Your task is to give the data again, exactly, with every line intact.

Segment Start: Record excerpts

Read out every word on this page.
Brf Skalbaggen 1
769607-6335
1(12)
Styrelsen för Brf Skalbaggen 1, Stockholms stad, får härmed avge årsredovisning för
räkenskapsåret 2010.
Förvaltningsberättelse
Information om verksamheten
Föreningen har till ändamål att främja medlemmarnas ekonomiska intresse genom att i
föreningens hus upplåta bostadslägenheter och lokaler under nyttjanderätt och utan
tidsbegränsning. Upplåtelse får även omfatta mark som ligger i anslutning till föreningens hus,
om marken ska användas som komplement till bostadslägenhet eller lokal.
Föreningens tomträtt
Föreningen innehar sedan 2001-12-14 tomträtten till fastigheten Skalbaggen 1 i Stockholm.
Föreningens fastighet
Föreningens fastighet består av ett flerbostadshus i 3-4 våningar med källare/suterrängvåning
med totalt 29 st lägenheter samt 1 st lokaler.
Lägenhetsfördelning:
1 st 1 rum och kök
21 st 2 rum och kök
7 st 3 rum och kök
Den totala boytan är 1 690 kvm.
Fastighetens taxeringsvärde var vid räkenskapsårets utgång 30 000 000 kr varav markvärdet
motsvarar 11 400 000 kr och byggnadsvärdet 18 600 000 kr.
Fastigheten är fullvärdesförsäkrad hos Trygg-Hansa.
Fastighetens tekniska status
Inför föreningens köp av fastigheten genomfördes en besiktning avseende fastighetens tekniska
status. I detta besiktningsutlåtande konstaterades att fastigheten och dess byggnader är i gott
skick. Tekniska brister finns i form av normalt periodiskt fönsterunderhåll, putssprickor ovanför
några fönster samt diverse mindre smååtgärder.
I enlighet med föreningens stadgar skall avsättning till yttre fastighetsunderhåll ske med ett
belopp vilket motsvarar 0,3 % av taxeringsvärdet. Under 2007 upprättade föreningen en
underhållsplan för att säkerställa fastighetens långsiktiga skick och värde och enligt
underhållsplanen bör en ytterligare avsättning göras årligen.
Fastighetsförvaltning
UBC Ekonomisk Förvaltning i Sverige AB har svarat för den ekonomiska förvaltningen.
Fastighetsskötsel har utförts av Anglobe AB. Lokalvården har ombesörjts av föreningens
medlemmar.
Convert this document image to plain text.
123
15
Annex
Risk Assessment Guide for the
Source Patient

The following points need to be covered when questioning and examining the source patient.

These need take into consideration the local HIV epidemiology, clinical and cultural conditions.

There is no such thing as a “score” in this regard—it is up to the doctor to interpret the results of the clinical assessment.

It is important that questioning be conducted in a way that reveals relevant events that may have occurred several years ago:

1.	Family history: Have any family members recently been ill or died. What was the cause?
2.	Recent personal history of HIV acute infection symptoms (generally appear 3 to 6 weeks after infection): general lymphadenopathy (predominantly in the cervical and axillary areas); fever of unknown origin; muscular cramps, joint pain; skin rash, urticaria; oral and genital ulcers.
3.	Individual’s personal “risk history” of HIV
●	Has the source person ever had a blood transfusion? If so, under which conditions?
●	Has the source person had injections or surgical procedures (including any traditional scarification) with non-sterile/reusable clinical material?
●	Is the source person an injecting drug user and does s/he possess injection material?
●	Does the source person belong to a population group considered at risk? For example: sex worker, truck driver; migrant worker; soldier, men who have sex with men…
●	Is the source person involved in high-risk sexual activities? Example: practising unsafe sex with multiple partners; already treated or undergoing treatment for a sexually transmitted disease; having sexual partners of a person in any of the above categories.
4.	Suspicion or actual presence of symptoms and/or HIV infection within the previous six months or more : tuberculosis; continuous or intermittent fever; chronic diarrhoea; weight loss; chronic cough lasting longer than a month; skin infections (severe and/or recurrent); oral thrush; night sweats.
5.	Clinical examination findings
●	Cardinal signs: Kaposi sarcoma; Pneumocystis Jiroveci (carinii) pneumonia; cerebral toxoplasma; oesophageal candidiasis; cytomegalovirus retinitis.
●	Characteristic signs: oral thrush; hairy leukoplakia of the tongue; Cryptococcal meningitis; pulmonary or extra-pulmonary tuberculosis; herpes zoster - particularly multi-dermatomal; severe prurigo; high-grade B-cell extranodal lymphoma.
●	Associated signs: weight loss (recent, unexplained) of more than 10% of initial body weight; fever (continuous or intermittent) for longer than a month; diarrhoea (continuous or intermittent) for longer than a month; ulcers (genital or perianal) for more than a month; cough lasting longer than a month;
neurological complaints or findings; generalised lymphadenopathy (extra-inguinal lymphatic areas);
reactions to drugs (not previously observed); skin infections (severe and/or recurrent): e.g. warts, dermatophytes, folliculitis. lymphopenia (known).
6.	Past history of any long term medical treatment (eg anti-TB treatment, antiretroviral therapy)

Segment End: Record excerpts

## Finished exercise
Read out every word on this page.
Brf Skalbaggen 1
769607-6335
1(12)
Styrelsen för Brf Skalbaggen 1, Stockholms stad, får härmed avge årsredovisning för
räkenskapsåret 2010.
Förvaltningsberättelse
Information om verksamheten
Föreningen har till ändamål att främja medlemmarnas ekonomiska intresse genom att i
föreningens hus upplåta bostadslägenheter och lokaler under nyttjanderätt och utan
tidsbegränsning. Upplåtelse får även omfatta mark som ligger i anslutning till föreningens hus,
om marken ska användas som komplement till bostadslägenhet eller lokal.
Föreningens tomträtt
Föreningen innehar sedan 2001-12-14 tomträtten till fastigheten Skalbaggen 1 i Stockholm.
Föreningens fastighet
Föreningens fastighet består av ett flerbostadshus i 3-4 våningar med källare/suterrängvåning
med totalt 29 st lägenheter samt 1 st lokaler.
Lägenhetsfördelning:
1 st 1 rum och kök
21 st 2 rum och kök
7 st 3 rum och kök
Den totala boytan är 1 690 kvm.
Fastighetens taxeringsvärde var vid räkenskapsårets utgång 30 000 000 kr varav markvärdet
motsvarar 11 400 000 kr och byggnadsvärdet 18 600 000 kr.
Fastigheten är fullvärdesförsäkrad hos Trygg-Hansa.
Fastighetens tekniska status
Inför föreningens köp av fastigheten genomfördes en besiktning avseende fastighetens tekniska
status. I detta besiktningsutlåtande konstaterades att fastigheten och dess byggnader är i gott
skick. Tekniska brister finns i form av normalt periodiskt fönsterunderhåll, putssprickor ovanför
några fönster samt diverse mindre smååtgärder.
I enlighet med föreningens stadgar skall avsättning till yttre fastighetsunderhåll ske med ett
belopp vilket motsvarar 0,3 % av taxeringsvärdet. Under 2007 upprättade föreningen en
underhållsplan för att säkerställa fastighetens långsiktiga skick och värde och enligt
underhållsplanen bör en ytterligare avsättning göras årligen.
Fastighetsförvaltning
UBC Ekonomisk Förvaltning i Sverige AB har svarat för den ekonomiska förvaltningen.
Fastighetsskötsel har utförts av Anglobe AB. Lokalvården har ombesörjts av föreningens
medlemmar.
Convert this document image to plain text.
123
15
Annex
Risk Assessment Guide for the
Source Patient

The following points need to be covered when questioning and examining the source patient.

These need take into consideration the local HIV epidemiology, clinical and cultural conditions.

There is no such thing as a “score” in this regard—it is up to the doctor to interpret the results of the clinical assessment.

It is important that questioning be conducted in a way that reveals relevant events that may have occurred several years ago:

1.	Family history: Have any family members recently been ill or died. What was the cause?
2.	Recent personal history of HIV acute infection symptoms (generally appear 3 to 6 weeks after infection): general lymphadenopathy (predominantly in the cervical and axillary areas); fever of unknown origin; muscular cramps, joint pain; skin rash, urticaria; oral and genital ulcers.
3.	Individual’s personal “risk history” of HIV
●	Has the source person ever had a blood transfusion? If so, under which conditions?
●	Has the source person had injections or surgical procedures (including any traditional scarification) with non-sterile/reusable clinical material?
●	Is the source person an injecting drug user and does s/he possess injection material?
●	Does the source person belong to a population group considered at risk? For example: sex worker, truck driver; migrant worker; soldier, men who have sex with men…
●	Is the source person involved in high-risk sexual activities? Example: practising unsafe sex with multiple partners; already treated or undergoing treatment for a sexually transmitted disease; having sexual partners of a person in any of the above categories.
4.	Suspicion or actual presence of symptoms and/or HIV infection within the previous six months or more : tuberculosis; continuous or intermittent fever; chronic diarrhoea; weight loss; chronic cough lasting longer than a month; skin infections (severe and/or recurrent); oral thrush; night sweats.
5.	Clinical examination findings
●	Cardinal signs: Kaposi sarcoma; Pneumocystis Jiroveci (carinii) pneumonia; cerebral toxoplasma; oesophageal candidiasis; cytomegalovirus retinitis.
●	Characteristic signs: oral thrush; hairy leukoplakia of the tongue; Cryptococcal meningitis; pulmonary or extra-pulmonary tuberculosis; herpes zoster - particularly multi-dermatomal; severe prurigo; high-grade B-cell extranodal lymphoma.
●	Associated signs: weight loss (recent, unexplained) of more than 10% of initial body weight; fever (continuous or intermittent) for longer than a month; diarrhoea (continuous or intermittent) for longer than a month; ulcers (genital or perianal) for more than a month; cough lasting longer than a month;
neurological complaints or findings; generalised lymphadenopathy (extra-inguinal lymphatic areas);
reactions to drugs (not previously observed); skin infections (severe and/or recurrent): e.g. warts, dermatophytes, folliculitis. lymphopenia (known).
6.	Past history of any long term medical treatment (eg anti-TB treatment, antiretroviral therapy)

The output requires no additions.